REQUEST:
Keep the pictures out and restate every record exactly.

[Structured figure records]
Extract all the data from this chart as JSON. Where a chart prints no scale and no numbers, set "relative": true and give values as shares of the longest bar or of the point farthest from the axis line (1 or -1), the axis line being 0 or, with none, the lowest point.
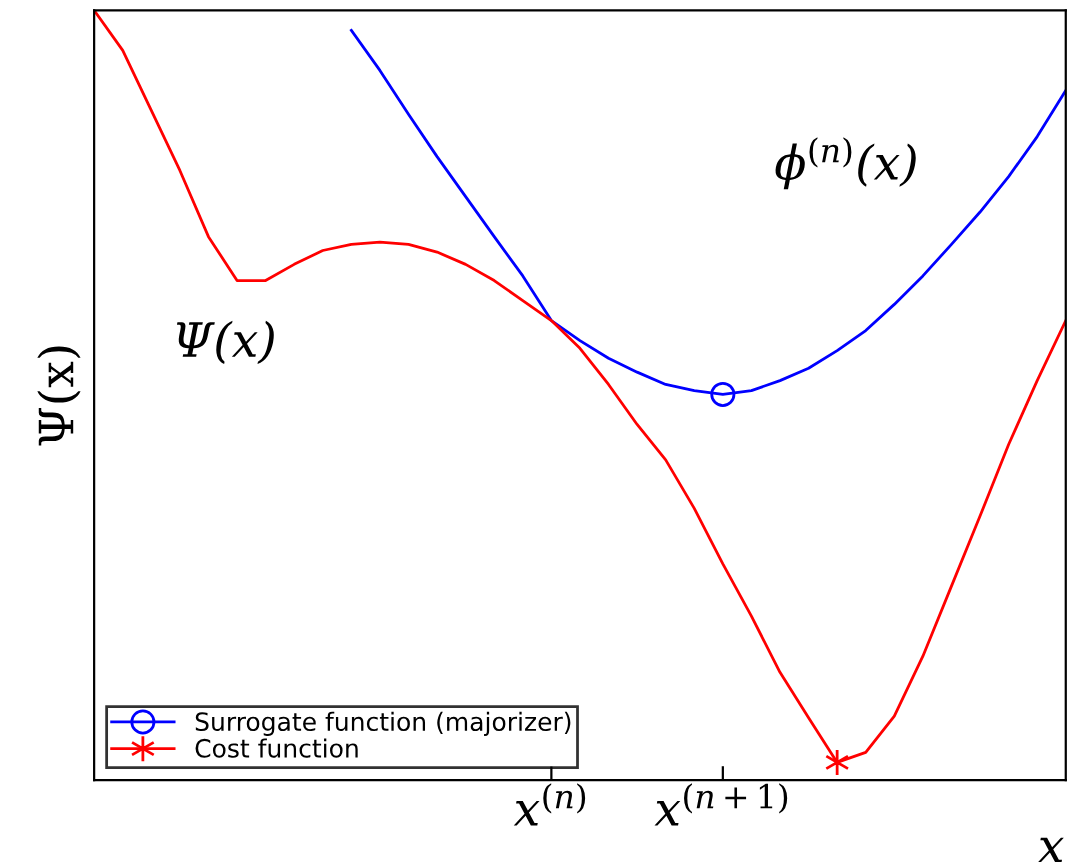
{
  "chart_data": {
    "type": "line",
    "relative": true,
    "xlabel": "x",
    "ylabel": "Ψ(x)",
    "categories": [
      null,
      null,
      null,
      null,
      null,
      null,
      null,
      null,
      null,
      null,
      null,
      null,
      null,
      null,
      null,
      null,
      "x$^{(n)}$",
      null,
      null,
      null,
      null,
      null,
      "x$^{(n+1)}$",
      null,
      null,
      null,
      null,
      null,
      null,
      null,
      null,
      null,
      null,
      null,
      null
    ],
    "tick_labels": "x",
    "grid": false,
    "legend": "bottom left",
    "annotations": [
      "ϕ$^{(n)}$(x)",
      "Ψ(x)"
    ],
    "series": [
      {
        "name": "Surrogate function (majorizer)",
        "color": "#0000ff",
        "values": [
          null,
          null,
          null,
          null,
          null,
          null,
          null,
          null,
          null,
          0.974,
          0.922,
          0.865,
          0.81,
          0.758,
          0.706,
          0.655,
          0.597,
          0.571,
          0.548,
          0.53,
          0.514,
          0.506,
          0.501,
          0.506,
          0.519,
          0.535,
          0.558,
          0.584,
          0.618,
          0.655,
          0.696,
          0.738,
          0.784,
          0.836,
          0.896
        ]
      },
      {
        "name": "Cost function",
        "color": "#ff0000",
        "values": [
          1.0,
          0.948,
          0.87,
          0.792,
          0.706,
          0.649,
          0.649,
          0.67,
          0.688,
          0.696,
          0.699,
          0.696,
          0.686,
          0.67,
          0.649,
          0.623,
          0.597,
          0.561,
          0.514,
          0.462,
          0.416,
          0.353,
          0.281,
          0.213,
          0.14,
          0.081,
          0.023,
          0.036,
          0.083,
          0.161,
          0.252,
          0.343,
          0.436,
          0.519,
          0.597
        ]
      },
      {
        "type": "scatter",
        "color": "#0000ff",
        "marker": "circle",
        "values": [
          null,
          null,
          null,
          null,
          null,
          null,
          null,
          null,
          null,
          null,
          null,
          null,
          null,
          null,
          null,
          null,
          null,
          null,
          null,
          null,
          null,
          null,
          0.501,
          null,
          null,
          null,
          null,
          null,
          null,
          null,
          null,
          null,
          null,
          null,
          null
        ]
      },
      {
        "type": "scatter",
        "color": "#ff0000",
        "marker": "cross",
        "values": [
          null,
          null,
          null,
          null,
          null,
          null,
          null,
          null,
          null,
          null,
          null,
          null,
          null,
          null,
          null,
          null,
          null,
          null,
          null,
          null,
          null,
          null,
          null,
          null,
          null,
          null,
          0.023,
          null,
          null,
          null,
          null,
          null,
          null,
          null,
          null
        ]
      }
    ]
  }
}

RESULT OF THIS EXERCISE:
Extract all the data from this chart as JSON. Where a chart prints no scale and no numbers, set "relative": true and give values as shares of the longest bar or of the point farthest from the axis line (1 or -1), the axis line being 0 or, with none, the lowest point.
{
  "chart_data": {
    "type": "line",
    "relative": true,
    "xlabel": "x",
    "ylabel": "Ψ(x)",
    "categories": [
      null,
      null,
      null,
      null,
      null,
      null,
      null,
      null,
      null,
      null,
      null,
      null,
      null,
      null,
      null,
      null,
      "x$^{(n)}$",
      null,
      null,
      null,
      null,
      null,
      "x$^{(n+1)}$",
      null,
      null,
      null,
      null,
      null,
      null,
      null,
      null,
      null,
      null,
      null,
      null
    ],
    "tick_labels": "x",
    "grid": false,
    "legend": "bottom left",
    "annotations": [
      "ϕ$^{(n)}$(x)",
      "Ψ(x)"
    ],
    "series": [
      {
        "name": "Surrogate function (majorizer)",
        "color": "#0000ff",
        "values": [
          null,
          null,
          null,
          null,
          null,
          null,
          null,
          null,
          null,
          0.974,
          0.922,
          0.865,
          0.81,
          0.758,
          0.706,
          0.655,
          0.597,
          0.571,
          0.548,
          0.53,
          0.514,
          0.506,
          0.501,
          0.506,
          0.519,
          0.535,
          0.558,
          0.584,
          0.618,
          0.655,
          0.696,
          0.738,
          0.784,
          0.836,
          0.896
        ]
      },
      {
        "name": "Cost function",
        "color": "#ff0000",
        "values": [
          1.0,
          0.948,
          0.87,
          0.792,
          0.706,
          0.649,
          0.649,
          0.67,
          0.688,
          0.696,
          0.699,
          0.696,
          0.686,
          0.67,
          0.649,
          0.623,
          0.597,
          0.561,
          0.514,
          0.462,
          0.416,
          0.353,
          0.281,
          0.213,
          0.14,
          0.081,
          0.023,
          0.036,
          0.083,
          0.161,
          0.252,
          0.343,
          0.436,
          0.519,
          0.597
        ]
      },
      {
        "type": "scatter",
        "color": "#0000ff",
        "marker": "circle",
        "values": [
          null,
          null,
          null,
          null,
          null,
          null,
          null,
          null,
          null,
          null,
          null,
          null,
          null,
          null,
          null,
          null,
          null,
          null,
          null,
          null,
          null,
          null,
          0.501,
          null,
          null,
          null,
          null,
          null,
          null,
          null,
          null,
          null,
          null,
          null,
          null
        ]
      },
      {
        "type": "scatter",
        "color": "#ff0000",
        "marker": "cross",
        "values": [
          null,
          null,
          null,
          null,
          null,
          null,
          null,
          null,
          null,
          null,
          null,
          null,
          null,
          null,
          null,
          null,
          null,
          null,
          null,
          null,
          null,
          null,
          null,
          null,
          null,
          null,
          0.023,
          null,
          null,
          null,
          null,
          null,
          null,
          null,
          null
        ]
      }
    ]
  }
}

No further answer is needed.